Every entry below should be printed exactly, without its images.

....................

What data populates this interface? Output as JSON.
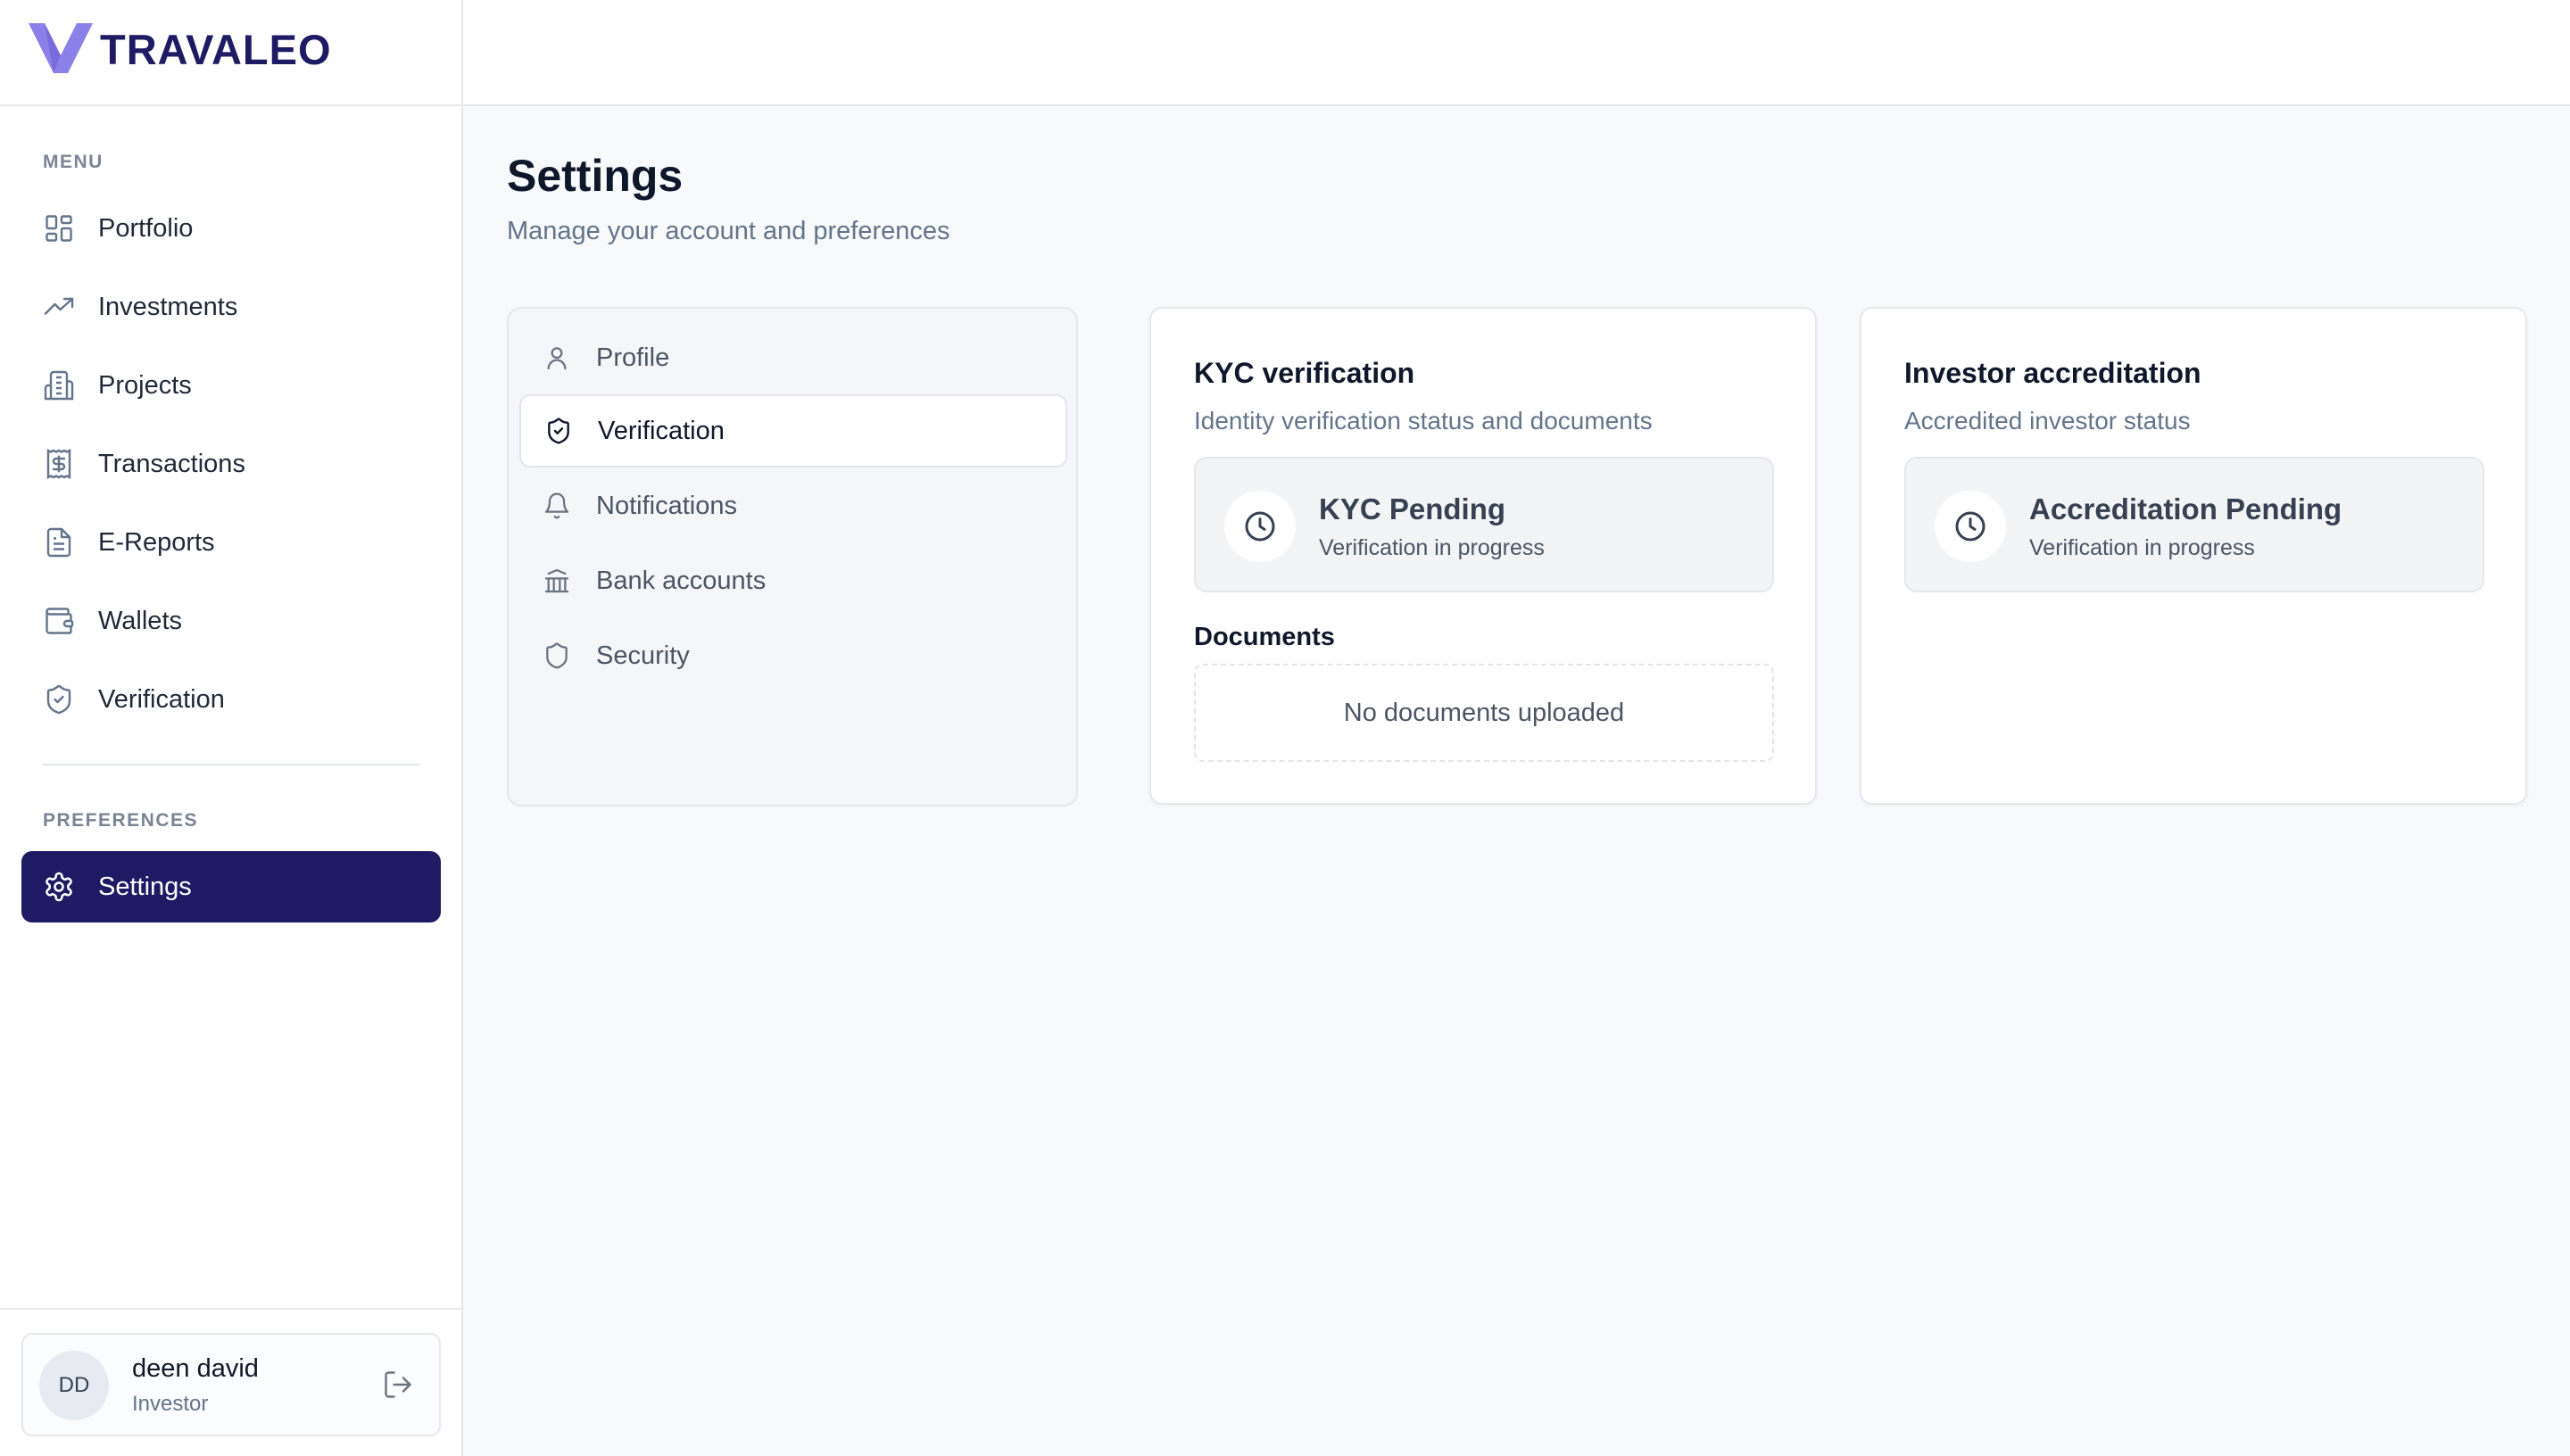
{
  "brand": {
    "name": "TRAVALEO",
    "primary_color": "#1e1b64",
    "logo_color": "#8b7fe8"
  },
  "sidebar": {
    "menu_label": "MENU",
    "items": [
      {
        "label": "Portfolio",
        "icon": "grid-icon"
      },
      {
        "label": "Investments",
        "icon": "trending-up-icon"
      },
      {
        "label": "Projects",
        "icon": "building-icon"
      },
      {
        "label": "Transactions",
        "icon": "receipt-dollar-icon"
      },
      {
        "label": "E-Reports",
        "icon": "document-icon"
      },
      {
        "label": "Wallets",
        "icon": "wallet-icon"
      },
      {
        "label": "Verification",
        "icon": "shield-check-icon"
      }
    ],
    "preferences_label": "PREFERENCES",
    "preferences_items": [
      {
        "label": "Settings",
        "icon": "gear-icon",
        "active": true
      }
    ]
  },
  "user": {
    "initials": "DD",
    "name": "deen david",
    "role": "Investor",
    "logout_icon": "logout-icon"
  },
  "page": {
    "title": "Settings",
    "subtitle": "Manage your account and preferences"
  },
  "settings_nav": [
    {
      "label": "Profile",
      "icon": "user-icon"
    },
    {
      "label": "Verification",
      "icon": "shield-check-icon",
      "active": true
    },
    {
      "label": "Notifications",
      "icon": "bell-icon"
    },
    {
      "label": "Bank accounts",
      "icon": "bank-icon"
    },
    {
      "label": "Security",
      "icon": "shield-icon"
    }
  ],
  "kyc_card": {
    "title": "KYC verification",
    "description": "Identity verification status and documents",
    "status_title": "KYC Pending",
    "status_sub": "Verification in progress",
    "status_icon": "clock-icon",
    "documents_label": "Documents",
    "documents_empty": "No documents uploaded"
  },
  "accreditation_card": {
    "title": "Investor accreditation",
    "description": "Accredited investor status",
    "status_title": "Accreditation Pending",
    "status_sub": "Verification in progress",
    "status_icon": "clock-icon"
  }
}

....................

-- CORRECT OUTPUT --
What data populates this interface? Output as JSON.
{
  "brand": {
    "name": "TRAVALEO",
    "primary_color": "#1e1b64",
    "logo_color": "#8b7fe8"
  },
  "sidebar": {
    "menu_label": "MENU",
    "items": [
      {
        "label": "Portfolio",
        "icon": "grid-icon"
      },
      {
        "label": "Investments",
        "icon": "trending-up-icon"
      },
      {
        "label": "Projects",
        "icon": "building-icon"
      },
      {
        "label": "Transactions",
        "icon": "receipt-dollar-icon"
      },
      {
        "label": "E-Reports",
        "icon": "document-icon"
      },
      {
        "label": "Wallets",
        "icon": "wallet-icon"
      },
      {
        "label": "Verification",
        "icon": "shield-check-icon"
      }
    ],
    "preferences_label": "PREFERENCES",
    "preferences_items": [
      {
        "label": "Settings",
        "icon": "gear-icon",
        "active": true
      }
    ]
  },
  "user": {
    "initials": "DD",
    "name": "deen david",
    "role": "Investor",
    "logout_icon": "logout-icon"
  },
  "page": {
    "title": "Settings",
    "subtitle": "Manage your account and preferences"
  },
  "settings_nav": [
    {
      "label": "Profile",
      "icon": "user-icon"
    },
    {
      "label": "Verification",
      "icon": "shield-check-icon",
      "active": true
    },
    {
      "label": "Notifications",
      "icon": "bell-icon"
    },
    {
      "label": "Bank accounts",
      "icon": "bank-icon"
    },
    {
      "label": "Security",
      "icon": "shield-icon"
    }
  ],
  "kyc_card": {
    "title": "KYC verification",
    "description": "Identity verification status and documents",
    "status_title": "KYC Pending",
    "status_sub": "Verification in progress",
    "status_icon": "clock-icon",
    "documents_label": "Documents",
    "documents_empty": "No documents uploaded"
  },
  "accreditation_card": {
    "title": "Investor accreditation",
    "description": "Accredited investor status",
    "status_title": "Accreditation Pending",
    "status_sub": "Verification in progress",
    "status_icon": "clock-icon"
  }
}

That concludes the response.